Collect every line below that contains the word "quote", matching its case exactly.

========================================================================

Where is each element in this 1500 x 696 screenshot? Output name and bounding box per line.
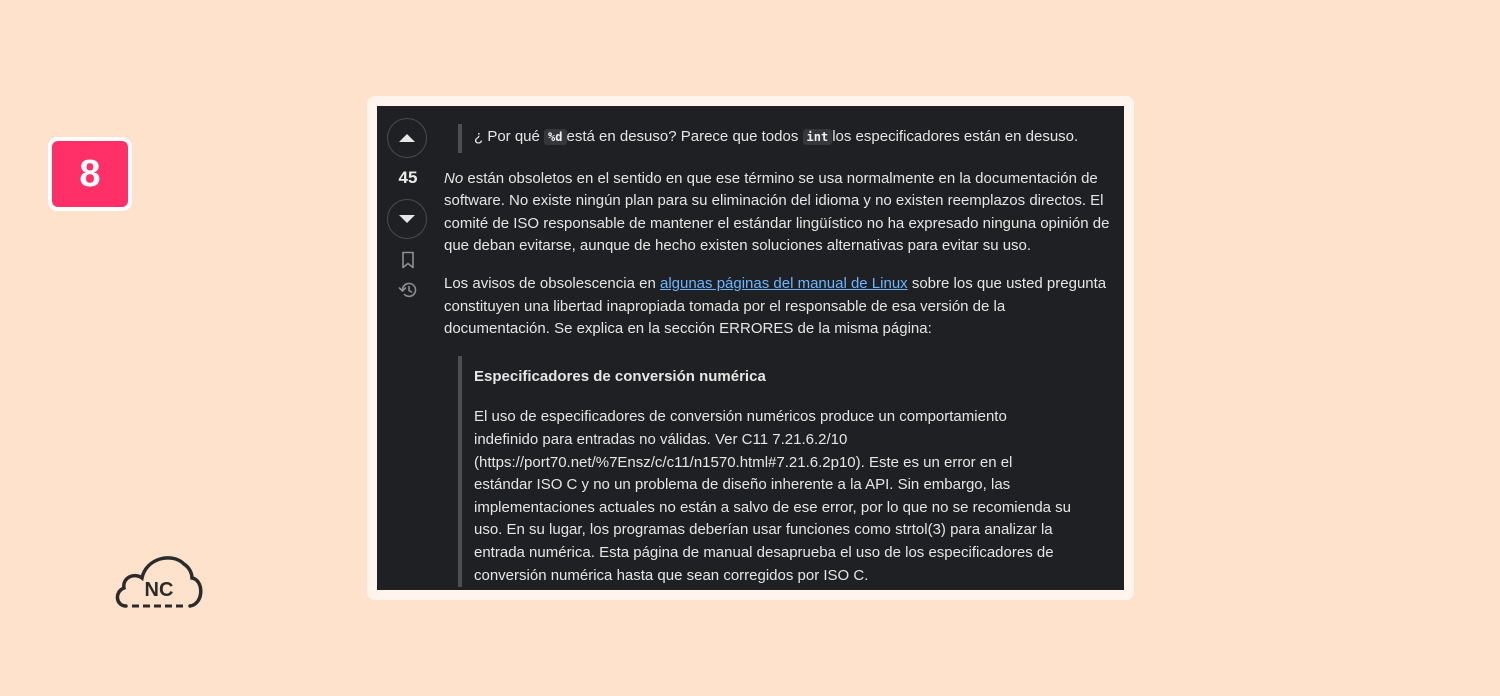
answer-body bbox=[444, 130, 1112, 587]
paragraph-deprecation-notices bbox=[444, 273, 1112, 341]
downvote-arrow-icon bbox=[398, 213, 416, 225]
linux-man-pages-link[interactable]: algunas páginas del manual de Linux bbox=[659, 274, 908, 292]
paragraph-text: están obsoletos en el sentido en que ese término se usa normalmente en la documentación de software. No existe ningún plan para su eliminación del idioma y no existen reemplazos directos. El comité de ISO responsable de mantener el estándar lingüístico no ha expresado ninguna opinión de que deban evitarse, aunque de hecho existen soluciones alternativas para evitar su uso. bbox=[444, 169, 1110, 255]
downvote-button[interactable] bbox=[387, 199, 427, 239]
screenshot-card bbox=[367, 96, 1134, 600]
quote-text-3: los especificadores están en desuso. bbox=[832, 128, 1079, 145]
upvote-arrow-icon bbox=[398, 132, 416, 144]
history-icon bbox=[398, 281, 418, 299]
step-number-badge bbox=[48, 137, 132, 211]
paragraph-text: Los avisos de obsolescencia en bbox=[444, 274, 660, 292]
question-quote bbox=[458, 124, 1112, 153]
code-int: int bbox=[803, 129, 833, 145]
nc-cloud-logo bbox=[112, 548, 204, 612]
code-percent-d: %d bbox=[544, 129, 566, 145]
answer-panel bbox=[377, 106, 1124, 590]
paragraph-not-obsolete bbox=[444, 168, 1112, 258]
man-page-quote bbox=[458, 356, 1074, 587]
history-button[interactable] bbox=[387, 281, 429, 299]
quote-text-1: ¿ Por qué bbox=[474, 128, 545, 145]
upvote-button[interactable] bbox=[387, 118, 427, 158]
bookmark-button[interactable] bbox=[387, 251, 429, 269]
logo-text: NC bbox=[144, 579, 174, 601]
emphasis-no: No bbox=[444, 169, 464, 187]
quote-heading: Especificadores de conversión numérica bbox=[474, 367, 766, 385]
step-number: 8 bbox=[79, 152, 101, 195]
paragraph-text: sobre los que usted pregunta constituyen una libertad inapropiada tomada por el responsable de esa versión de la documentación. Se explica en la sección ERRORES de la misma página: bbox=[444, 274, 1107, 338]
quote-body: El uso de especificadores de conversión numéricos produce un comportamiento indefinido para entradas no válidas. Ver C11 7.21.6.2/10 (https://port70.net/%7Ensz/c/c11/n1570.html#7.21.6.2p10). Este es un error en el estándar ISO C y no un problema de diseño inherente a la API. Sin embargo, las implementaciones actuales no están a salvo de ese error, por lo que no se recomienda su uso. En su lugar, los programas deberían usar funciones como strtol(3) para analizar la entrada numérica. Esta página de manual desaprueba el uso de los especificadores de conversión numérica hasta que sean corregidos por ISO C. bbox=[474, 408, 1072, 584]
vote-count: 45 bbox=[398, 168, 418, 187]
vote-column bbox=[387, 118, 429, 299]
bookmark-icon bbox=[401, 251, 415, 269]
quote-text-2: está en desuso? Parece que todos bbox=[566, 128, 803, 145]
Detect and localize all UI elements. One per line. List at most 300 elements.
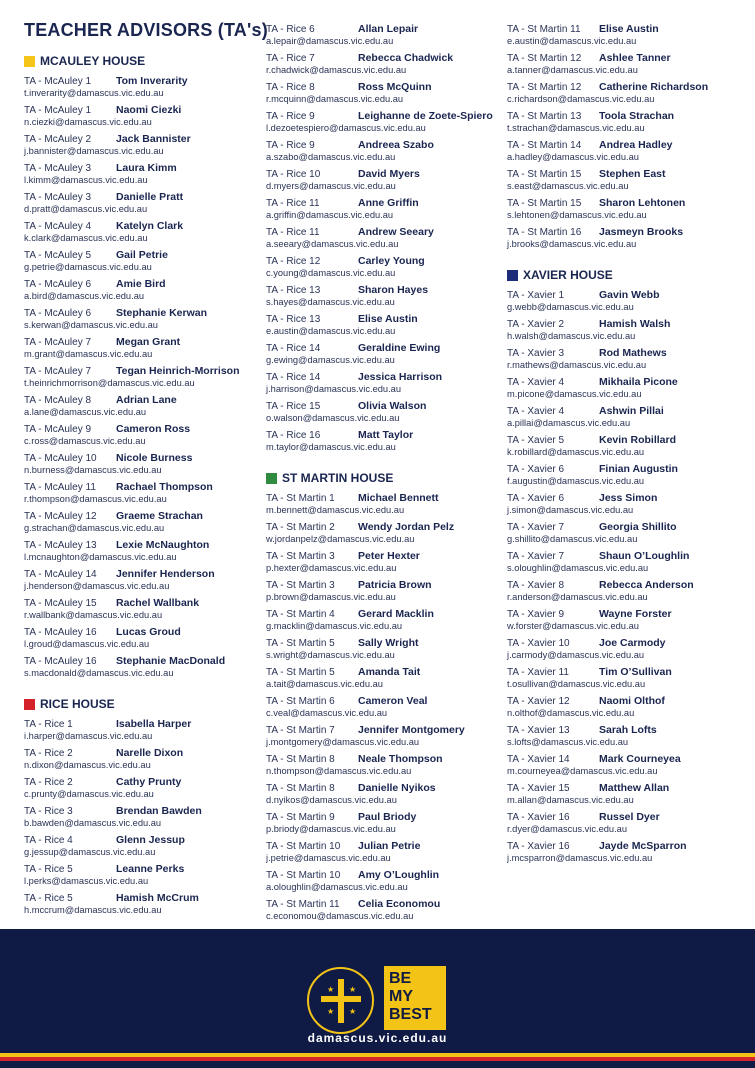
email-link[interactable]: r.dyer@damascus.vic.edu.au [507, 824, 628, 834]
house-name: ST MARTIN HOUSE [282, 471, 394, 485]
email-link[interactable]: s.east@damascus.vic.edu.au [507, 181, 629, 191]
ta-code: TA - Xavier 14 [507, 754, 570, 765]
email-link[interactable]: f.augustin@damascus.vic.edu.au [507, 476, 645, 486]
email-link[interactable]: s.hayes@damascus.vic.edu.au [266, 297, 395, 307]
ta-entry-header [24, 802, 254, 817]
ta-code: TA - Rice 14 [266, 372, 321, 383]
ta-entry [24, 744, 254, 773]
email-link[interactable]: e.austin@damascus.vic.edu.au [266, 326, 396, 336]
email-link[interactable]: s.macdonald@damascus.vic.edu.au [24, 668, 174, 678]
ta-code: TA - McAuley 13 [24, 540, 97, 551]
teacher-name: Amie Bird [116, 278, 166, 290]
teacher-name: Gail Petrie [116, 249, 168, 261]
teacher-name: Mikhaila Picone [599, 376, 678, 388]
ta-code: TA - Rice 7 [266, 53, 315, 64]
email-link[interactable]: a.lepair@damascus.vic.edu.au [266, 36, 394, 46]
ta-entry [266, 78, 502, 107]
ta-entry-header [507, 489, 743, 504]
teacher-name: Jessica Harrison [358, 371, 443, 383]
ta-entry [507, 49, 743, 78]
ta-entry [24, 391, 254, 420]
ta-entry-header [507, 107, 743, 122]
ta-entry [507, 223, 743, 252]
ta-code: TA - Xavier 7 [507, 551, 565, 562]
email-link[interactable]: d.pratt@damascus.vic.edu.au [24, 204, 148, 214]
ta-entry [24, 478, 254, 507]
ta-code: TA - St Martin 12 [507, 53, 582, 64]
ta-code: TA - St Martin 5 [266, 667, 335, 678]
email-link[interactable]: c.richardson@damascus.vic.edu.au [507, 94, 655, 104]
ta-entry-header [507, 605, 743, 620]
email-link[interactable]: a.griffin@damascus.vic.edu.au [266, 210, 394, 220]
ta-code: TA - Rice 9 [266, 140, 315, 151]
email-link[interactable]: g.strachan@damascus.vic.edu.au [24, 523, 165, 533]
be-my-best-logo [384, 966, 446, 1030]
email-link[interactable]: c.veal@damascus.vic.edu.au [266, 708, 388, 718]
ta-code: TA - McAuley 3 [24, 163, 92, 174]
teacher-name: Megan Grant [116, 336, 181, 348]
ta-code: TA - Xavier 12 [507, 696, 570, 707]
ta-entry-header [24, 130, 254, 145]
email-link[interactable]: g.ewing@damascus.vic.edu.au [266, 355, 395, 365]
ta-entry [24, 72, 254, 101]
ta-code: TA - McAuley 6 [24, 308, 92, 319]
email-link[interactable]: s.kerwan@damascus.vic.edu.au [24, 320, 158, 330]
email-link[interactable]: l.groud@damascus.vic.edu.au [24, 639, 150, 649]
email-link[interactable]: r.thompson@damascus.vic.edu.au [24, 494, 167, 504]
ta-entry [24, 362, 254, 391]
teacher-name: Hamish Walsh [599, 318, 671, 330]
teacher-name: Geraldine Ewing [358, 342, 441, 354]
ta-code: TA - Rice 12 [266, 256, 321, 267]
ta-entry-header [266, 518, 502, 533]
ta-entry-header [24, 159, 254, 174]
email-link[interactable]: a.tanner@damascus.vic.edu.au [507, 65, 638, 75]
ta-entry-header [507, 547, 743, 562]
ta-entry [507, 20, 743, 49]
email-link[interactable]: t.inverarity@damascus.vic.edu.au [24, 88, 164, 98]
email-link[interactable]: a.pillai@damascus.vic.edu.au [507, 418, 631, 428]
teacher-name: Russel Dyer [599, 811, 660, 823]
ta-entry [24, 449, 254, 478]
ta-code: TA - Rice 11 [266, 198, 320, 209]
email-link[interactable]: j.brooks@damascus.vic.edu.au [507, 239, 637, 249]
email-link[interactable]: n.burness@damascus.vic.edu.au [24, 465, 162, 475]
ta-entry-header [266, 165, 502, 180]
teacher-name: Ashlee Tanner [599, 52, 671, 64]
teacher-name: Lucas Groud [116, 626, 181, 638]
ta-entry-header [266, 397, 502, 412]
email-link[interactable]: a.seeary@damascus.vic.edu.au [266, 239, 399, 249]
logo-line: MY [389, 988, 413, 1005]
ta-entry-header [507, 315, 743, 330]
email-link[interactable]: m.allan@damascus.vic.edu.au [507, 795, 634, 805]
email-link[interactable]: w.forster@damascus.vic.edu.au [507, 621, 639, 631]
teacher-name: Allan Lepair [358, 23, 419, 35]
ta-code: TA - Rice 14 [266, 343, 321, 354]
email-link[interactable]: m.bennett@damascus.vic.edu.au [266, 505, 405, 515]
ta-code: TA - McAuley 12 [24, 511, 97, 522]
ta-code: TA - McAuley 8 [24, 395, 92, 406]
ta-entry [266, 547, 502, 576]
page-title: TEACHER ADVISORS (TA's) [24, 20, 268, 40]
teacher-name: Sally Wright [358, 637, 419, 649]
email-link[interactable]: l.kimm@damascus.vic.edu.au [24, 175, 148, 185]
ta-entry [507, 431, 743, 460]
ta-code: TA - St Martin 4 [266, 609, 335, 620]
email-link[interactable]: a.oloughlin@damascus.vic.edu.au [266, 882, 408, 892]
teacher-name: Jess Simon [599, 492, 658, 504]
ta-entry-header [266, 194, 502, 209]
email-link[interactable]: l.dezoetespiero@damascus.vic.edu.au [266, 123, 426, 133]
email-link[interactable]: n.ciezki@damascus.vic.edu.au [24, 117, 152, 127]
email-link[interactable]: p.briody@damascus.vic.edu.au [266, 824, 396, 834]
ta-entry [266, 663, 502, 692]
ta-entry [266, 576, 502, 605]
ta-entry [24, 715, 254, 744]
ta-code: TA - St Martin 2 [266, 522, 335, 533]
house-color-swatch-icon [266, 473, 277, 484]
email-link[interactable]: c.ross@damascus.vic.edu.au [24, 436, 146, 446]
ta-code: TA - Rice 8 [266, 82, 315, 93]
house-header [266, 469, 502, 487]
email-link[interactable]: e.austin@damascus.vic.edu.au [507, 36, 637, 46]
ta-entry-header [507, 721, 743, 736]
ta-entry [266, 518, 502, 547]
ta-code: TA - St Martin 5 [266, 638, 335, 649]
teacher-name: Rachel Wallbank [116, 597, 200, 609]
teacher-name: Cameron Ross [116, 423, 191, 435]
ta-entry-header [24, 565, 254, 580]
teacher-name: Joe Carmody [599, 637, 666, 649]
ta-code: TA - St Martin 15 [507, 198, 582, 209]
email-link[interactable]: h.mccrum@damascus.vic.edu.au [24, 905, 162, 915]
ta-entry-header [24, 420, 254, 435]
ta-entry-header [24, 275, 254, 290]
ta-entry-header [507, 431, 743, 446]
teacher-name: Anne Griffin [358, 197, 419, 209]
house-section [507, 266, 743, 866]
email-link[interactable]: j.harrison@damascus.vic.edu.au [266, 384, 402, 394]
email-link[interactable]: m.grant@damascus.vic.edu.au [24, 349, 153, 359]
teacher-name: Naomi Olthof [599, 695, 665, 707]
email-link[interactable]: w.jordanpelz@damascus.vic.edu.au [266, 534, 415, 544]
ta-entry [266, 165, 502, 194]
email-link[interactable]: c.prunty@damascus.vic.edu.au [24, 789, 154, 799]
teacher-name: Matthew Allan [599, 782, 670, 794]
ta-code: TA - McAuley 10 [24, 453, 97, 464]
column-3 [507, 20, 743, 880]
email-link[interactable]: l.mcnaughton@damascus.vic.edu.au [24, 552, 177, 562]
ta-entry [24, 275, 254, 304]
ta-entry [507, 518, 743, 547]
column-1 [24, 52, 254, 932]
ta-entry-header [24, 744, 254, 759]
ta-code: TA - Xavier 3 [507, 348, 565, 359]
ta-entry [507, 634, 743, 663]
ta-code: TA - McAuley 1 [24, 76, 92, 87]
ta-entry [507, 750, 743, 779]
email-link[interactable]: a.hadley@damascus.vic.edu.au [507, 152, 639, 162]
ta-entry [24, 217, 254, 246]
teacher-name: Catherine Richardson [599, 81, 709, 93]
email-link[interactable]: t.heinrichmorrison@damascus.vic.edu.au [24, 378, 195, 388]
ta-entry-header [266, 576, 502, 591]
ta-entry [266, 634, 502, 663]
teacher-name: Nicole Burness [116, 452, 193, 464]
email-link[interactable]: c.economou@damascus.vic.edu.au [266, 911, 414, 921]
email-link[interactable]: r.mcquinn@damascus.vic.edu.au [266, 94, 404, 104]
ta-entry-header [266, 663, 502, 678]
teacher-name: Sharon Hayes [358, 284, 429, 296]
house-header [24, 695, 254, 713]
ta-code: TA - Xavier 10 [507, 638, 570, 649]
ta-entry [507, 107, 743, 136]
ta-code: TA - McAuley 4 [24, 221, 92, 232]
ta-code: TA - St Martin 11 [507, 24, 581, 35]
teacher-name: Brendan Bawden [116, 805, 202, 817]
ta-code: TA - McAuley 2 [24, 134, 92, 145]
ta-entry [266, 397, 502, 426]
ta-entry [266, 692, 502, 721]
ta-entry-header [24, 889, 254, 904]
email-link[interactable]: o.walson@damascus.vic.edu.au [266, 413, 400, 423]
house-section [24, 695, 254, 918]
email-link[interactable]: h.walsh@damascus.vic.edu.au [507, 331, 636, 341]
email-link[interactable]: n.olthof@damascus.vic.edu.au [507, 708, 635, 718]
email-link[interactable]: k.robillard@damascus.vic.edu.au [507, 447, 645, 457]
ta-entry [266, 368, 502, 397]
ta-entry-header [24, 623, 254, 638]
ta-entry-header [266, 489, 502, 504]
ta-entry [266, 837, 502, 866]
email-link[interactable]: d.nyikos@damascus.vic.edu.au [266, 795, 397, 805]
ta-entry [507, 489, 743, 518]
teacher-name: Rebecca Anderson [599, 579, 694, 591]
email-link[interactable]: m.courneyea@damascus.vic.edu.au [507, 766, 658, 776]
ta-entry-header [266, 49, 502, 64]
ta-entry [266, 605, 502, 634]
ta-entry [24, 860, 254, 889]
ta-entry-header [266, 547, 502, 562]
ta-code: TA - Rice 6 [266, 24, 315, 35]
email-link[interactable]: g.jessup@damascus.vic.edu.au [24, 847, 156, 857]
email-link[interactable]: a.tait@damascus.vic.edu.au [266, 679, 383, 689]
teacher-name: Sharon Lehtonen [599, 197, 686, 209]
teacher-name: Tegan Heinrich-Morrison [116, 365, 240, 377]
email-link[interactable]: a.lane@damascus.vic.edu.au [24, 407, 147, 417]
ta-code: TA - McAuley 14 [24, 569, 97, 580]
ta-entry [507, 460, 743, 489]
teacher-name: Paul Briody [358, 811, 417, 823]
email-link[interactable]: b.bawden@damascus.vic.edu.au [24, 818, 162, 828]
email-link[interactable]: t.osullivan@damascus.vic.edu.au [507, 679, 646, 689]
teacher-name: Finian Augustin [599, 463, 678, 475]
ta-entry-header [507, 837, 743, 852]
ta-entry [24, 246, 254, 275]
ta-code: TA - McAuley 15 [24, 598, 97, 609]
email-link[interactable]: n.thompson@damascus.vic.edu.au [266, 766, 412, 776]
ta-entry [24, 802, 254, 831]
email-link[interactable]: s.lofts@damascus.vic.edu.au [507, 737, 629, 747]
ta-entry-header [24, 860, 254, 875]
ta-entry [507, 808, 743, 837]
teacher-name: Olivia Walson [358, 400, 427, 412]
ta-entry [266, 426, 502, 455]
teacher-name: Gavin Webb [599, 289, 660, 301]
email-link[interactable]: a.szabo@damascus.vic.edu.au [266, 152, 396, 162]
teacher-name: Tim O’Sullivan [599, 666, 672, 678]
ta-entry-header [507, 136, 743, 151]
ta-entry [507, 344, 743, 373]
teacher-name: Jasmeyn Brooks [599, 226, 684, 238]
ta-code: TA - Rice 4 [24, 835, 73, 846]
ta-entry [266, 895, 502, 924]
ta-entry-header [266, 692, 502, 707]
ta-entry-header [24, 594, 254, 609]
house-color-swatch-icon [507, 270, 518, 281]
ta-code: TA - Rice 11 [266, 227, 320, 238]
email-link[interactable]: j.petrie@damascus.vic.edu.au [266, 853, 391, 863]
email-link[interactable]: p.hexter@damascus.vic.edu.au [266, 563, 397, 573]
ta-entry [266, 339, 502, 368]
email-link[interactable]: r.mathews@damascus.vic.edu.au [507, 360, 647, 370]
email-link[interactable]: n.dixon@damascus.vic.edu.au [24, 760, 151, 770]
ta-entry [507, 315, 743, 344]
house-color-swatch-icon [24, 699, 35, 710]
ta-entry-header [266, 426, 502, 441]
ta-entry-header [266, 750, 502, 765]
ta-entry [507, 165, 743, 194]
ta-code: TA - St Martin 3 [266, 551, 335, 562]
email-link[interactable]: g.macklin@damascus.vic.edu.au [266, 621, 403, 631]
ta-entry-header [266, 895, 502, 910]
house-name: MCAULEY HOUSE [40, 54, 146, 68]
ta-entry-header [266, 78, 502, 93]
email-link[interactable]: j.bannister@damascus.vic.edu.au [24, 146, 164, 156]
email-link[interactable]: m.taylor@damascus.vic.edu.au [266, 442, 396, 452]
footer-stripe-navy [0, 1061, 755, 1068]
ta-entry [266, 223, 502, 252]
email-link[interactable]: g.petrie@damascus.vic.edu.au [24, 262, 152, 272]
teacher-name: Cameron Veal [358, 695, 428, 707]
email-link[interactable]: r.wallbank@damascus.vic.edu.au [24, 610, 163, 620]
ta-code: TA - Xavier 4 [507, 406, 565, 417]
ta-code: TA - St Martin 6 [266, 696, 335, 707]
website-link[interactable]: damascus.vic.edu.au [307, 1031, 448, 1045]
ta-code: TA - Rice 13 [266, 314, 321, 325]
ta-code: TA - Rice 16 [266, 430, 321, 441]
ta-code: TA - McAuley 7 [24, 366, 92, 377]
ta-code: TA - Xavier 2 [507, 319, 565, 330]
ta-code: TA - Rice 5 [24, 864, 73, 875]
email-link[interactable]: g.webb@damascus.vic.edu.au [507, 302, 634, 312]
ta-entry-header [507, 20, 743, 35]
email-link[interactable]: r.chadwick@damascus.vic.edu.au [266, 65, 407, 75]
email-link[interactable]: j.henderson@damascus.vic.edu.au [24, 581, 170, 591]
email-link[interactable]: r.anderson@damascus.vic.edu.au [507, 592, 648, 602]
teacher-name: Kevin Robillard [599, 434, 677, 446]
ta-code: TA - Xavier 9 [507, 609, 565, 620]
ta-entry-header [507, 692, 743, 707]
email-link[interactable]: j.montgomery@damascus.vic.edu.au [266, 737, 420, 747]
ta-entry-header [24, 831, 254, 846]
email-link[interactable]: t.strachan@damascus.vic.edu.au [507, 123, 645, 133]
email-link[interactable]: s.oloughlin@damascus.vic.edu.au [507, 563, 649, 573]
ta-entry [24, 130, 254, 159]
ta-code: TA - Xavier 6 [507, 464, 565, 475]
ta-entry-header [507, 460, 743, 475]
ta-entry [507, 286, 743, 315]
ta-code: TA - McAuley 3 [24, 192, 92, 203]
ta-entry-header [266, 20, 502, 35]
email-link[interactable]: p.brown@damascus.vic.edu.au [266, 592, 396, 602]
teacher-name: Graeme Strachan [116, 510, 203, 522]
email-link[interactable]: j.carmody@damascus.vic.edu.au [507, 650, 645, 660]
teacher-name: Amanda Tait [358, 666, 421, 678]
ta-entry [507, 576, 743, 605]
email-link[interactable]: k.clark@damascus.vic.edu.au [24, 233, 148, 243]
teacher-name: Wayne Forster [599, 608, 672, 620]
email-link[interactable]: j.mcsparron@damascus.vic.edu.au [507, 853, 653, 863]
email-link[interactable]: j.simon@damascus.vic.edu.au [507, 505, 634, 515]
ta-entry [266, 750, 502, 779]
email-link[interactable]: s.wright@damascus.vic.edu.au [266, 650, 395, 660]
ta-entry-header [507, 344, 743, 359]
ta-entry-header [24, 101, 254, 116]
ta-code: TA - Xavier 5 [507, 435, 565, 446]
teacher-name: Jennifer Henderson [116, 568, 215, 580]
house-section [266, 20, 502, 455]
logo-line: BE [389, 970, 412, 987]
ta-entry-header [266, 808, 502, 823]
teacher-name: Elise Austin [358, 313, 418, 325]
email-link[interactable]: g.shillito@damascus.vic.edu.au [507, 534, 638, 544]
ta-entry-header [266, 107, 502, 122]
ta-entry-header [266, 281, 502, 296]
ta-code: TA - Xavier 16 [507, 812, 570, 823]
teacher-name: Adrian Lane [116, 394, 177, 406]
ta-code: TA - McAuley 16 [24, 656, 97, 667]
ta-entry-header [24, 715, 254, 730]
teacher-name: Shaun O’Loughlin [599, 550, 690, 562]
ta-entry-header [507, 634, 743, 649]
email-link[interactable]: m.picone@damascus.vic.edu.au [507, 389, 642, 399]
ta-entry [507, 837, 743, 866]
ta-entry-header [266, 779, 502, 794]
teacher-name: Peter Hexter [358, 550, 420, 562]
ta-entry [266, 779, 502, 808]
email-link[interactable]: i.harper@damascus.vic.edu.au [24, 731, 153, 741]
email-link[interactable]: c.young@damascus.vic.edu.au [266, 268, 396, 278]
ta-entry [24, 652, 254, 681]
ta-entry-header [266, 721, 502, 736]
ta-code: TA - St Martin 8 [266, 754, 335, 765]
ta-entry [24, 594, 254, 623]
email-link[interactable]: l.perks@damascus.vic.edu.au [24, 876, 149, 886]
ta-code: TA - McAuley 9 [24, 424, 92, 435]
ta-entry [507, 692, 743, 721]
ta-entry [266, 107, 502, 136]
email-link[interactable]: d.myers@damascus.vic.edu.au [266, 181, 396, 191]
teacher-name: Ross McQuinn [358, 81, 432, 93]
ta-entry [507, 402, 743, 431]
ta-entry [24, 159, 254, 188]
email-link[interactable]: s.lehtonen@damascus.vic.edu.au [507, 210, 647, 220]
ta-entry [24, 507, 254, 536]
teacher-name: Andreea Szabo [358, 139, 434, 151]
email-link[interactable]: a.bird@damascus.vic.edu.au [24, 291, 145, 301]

========================================================================

> [EXERCISE RESPONSE]:
quote-text-3: los especificadores están en desuso. bbox=[832, 128, 1079, 145]
question-quote bbox=[458, 124, 1112, 153]
man-page-quote bbox=[458, 356, 1074, 587]
quote-text-1: ¿ Por qué bbox=[474, 128, 545, 145]
quote-heading: Especificadores de conversión numérica bbox=[474, 367, 766, 385]
quote-body: El uso de especificadores de conversión numéricos produce un comportamiento indefinido para entradas no válidas. Ver C11 7.21.6.2/10 (https://port70.net/%7Ensz/c/c11/n1570.html#7.21.6.2p10). Este es un error en el estándar ISO C y no un problema de diseño inherente a la API. Sin embargo, las implementaciones actuales no están a salvo de ese error, por lo que no se recomienda su uso. En su lugar, los programas deberían usar funciones como strtol(3) para analizar la entrada numérica. Esta página de manual desaprueba el uso de los especificadores de conversión numérica hasta que sean corregidos por ISO C. bbox=[474, 408, 1072, 584]
quote-text-2: está en desuso? Parece que todos bbox=[566, 128, 803, 145]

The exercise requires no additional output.